Starting at the beginning of the entries and ending with the line that contains "header-revenue[interactable]: Revenue —", edit those lines so that "interactable" becomes "clickable" wherever it appears, changing nothing else.

-- START OF Material to process --

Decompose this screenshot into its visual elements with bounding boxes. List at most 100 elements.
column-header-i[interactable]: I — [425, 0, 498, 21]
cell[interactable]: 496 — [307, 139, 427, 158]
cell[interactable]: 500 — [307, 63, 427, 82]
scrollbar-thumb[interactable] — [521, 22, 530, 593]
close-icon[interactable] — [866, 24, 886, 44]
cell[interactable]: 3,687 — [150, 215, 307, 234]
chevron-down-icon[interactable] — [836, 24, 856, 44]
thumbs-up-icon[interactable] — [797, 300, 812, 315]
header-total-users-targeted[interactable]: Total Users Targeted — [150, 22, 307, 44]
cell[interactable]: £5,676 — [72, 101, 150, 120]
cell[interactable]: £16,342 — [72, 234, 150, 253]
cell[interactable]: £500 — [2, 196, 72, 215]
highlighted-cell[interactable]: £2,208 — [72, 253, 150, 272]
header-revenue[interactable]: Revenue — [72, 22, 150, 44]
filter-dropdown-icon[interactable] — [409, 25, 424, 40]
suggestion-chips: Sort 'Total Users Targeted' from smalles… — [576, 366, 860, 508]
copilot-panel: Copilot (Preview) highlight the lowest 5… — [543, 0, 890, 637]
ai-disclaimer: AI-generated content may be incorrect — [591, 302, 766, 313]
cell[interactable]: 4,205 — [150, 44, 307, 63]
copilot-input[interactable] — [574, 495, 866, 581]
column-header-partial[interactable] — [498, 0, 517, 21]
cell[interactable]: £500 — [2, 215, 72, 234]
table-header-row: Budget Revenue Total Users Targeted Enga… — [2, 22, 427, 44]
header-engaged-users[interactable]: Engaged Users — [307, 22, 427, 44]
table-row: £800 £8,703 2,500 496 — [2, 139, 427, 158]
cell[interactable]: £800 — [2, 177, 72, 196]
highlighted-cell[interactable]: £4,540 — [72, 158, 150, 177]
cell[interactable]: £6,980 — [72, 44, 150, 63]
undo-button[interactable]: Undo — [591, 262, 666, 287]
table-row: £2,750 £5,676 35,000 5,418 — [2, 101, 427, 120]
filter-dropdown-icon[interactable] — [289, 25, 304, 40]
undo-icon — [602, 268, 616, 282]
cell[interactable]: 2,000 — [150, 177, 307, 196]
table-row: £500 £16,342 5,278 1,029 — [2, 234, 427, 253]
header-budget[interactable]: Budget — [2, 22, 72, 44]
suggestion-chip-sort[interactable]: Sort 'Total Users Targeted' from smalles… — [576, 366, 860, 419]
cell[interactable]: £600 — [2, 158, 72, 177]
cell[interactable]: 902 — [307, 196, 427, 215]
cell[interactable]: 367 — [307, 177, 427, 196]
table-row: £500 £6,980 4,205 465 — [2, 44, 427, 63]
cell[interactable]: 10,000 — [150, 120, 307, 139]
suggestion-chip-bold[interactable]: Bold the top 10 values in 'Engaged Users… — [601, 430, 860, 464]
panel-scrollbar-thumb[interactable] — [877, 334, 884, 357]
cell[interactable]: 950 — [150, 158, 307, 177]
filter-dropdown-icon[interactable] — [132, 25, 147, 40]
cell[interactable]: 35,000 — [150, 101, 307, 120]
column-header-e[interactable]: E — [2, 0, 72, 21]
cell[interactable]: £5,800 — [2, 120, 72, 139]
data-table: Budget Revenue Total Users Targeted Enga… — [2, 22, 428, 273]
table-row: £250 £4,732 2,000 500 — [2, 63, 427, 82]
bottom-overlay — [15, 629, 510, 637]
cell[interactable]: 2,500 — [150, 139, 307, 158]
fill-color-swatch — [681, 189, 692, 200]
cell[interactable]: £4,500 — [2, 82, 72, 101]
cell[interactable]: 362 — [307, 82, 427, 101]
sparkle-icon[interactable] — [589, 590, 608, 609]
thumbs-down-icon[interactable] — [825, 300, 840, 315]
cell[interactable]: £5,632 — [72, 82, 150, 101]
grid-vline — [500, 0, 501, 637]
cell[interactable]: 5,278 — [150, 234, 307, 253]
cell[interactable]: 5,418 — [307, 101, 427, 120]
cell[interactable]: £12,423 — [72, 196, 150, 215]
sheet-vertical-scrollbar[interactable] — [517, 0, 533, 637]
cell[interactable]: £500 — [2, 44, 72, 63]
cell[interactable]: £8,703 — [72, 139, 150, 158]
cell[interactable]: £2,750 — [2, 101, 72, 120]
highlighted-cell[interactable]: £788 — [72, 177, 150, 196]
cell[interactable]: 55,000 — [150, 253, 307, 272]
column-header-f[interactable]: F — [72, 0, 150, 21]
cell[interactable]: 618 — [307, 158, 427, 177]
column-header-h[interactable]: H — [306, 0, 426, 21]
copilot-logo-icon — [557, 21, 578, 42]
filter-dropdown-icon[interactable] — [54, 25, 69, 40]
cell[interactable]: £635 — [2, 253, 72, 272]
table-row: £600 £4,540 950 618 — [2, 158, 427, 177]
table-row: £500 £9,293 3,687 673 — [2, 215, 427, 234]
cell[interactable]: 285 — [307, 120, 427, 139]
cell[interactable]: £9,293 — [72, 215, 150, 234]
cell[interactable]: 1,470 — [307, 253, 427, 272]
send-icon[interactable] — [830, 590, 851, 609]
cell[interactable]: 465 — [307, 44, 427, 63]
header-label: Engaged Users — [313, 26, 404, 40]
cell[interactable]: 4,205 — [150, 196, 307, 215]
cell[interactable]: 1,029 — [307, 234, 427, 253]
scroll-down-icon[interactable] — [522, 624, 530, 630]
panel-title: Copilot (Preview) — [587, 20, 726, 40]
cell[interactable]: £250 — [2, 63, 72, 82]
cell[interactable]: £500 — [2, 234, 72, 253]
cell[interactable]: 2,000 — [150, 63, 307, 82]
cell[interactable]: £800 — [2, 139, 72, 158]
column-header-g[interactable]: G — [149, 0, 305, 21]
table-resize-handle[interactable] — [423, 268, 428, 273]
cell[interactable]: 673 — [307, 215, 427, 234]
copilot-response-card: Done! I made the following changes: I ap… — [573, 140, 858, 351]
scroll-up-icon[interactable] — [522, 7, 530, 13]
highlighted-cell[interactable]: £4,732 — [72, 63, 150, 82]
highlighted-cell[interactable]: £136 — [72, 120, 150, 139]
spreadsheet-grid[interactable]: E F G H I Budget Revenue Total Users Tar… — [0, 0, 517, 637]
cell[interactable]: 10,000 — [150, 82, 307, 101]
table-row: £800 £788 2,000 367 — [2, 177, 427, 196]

-- END OF Material to process --

Exercise answer -
Decompose this screenshot into its visual elements with bounding boxes. List at most 100 elements.
column-header-i[clickable]: I — [425, 0, 498, 21]
cell[clickable]: 496 — [307, 139, 427, 158]
cell[clickable]: 500 — [307, 63, 427, 82]
scrollbar-thumb[clickable] — [521, 22, 530, 593]
close-icon[clickable] — [866, 24, 886, 44]
cell[clickable]: 3,687 — [150, 215, 307, 234]
chevron-down-icon[clickable] — [836, 24, 856, 44]
thumbs-up-icon[clickable] — [797, 300, 812, 315]
header-total-users-targeted[clickable]: Total Users Targeted — [150, 22, 307, 44]
cell[clickable]: £5,676 — [72, 101, 150, 120]
cell[clickable]: £16,342 — [72, 234, 150, 253]
cell[clickable]: £500 — [2, 196, 72, 215]
highlighted-cell[clickable]: £2,208 — [72, 253, 150, 272]
header-revenue[clickable]: Revenue — [72, 22, 150, 44]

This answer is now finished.